→ What you are asked to do: Pull out every line in the data that has the string "долго" in it.

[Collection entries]
____________________
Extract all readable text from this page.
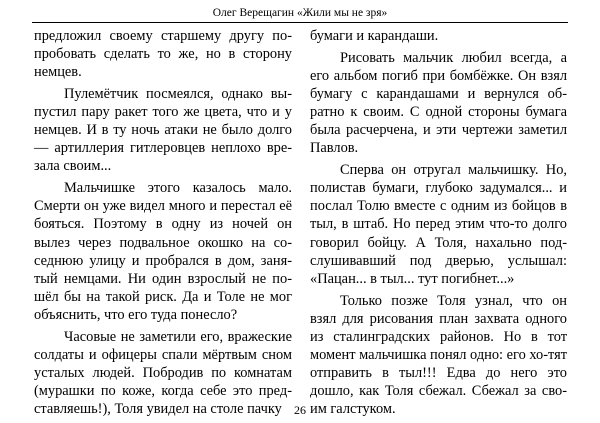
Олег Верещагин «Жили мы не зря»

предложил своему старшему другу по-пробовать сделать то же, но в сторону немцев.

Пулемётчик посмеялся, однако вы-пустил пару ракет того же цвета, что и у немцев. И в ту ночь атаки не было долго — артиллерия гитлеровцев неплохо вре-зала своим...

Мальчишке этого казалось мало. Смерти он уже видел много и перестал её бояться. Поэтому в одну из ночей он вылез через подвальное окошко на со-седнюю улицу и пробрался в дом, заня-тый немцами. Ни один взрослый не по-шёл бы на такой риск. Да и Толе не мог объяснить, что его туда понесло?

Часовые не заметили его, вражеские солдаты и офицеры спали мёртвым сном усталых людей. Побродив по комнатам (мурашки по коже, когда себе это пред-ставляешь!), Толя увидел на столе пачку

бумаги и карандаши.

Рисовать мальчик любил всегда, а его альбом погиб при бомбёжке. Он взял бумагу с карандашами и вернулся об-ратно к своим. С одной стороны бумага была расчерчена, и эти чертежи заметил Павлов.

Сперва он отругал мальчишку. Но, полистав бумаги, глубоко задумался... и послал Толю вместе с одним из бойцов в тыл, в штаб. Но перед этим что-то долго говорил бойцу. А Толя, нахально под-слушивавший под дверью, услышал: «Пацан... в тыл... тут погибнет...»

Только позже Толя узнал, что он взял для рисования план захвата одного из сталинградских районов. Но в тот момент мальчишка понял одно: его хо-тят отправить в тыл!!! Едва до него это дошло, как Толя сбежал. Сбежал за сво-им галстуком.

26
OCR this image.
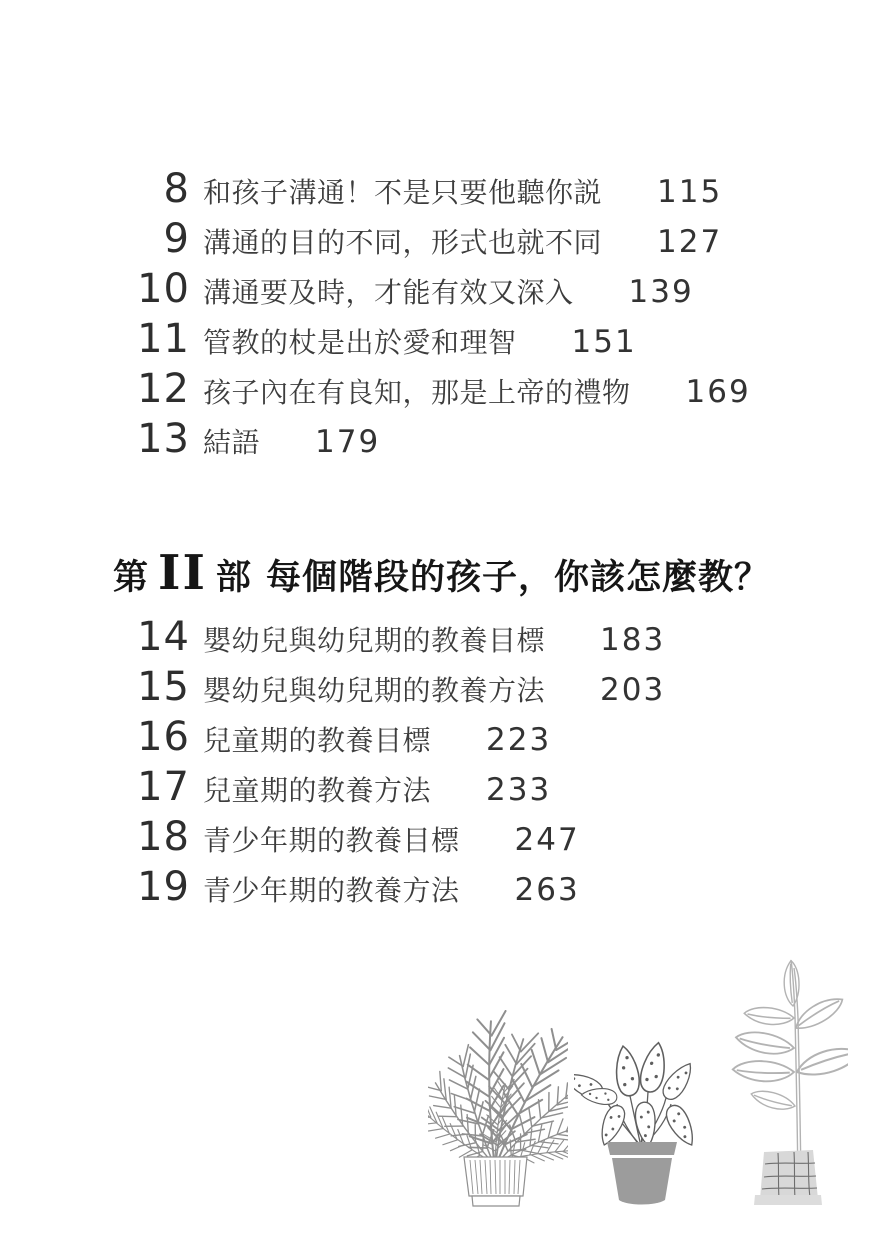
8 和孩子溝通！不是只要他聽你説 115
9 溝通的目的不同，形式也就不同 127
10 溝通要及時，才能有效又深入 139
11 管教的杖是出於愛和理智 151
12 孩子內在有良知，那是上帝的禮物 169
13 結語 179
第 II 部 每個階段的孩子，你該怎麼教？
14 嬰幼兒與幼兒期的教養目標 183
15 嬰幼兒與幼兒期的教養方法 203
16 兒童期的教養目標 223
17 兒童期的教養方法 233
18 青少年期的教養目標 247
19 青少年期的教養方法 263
____________________
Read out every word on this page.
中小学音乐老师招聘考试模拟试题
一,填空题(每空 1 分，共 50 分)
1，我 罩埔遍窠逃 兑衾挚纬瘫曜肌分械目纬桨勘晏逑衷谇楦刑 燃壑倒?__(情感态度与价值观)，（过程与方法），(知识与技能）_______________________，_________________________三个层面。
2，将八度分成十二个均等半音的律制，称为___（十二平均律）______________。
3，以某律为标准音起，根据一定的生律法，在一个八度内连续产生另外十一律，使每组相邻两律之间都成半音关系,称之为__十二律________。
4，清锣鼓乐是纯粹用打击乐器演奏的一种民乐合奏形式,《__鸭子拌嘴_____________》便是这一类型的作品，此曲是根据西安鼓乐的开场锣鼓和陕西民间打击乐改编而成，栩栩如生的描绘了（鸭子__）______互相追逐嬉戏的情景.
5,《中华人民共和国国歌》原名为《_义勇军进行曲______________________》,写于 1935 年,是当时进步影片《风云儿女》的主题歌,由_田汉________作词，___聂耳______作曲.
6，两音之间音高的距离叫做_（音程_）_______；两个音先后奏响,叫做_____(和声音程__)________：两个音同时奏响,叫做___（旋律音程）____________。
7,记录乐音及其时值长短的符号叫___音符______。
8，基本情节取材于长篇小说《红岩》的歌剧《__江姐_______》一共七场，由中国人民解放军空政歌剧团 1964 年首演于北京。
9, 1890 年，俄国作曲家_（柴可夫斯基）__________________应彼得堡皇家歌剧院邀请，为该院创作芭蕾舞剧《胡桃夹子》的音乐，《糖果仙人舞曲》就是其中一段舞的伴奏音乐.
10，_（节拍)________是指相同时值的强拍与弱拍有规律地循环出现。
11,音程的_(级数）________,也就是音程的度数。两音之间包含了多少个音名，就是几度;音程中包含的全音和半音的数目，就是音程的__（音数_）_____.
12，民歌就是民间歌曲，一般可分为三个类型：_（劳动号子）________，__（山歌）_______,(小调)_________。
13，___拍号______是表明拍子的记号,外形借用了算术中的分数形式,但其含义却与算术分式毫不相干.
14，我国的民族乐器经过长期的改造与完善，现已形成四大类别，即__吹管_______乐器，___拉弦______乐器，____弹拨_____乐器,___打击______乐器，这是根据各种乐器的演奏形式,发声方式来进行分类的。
____________________
→ Output of the exercise:
Пулемётчик посмеялся, однако вы-пустил пару ракет того же цвета, что и у немцев. И в ту ночь атаки не было долго — артиллерия гитлеровцев неплохо вре-зала своим...
Сперва он отругал мальчишку. Но, полистав бумаги, глубоко задумался... и послал Толю вместе с одним из бойцов в тыл, в штаб. Но перед этим что-то долго говорил бойцу. А Толя, нахально под-слушивавший под дверью, услышал: «Пацан... в тыл... тут погибнет...»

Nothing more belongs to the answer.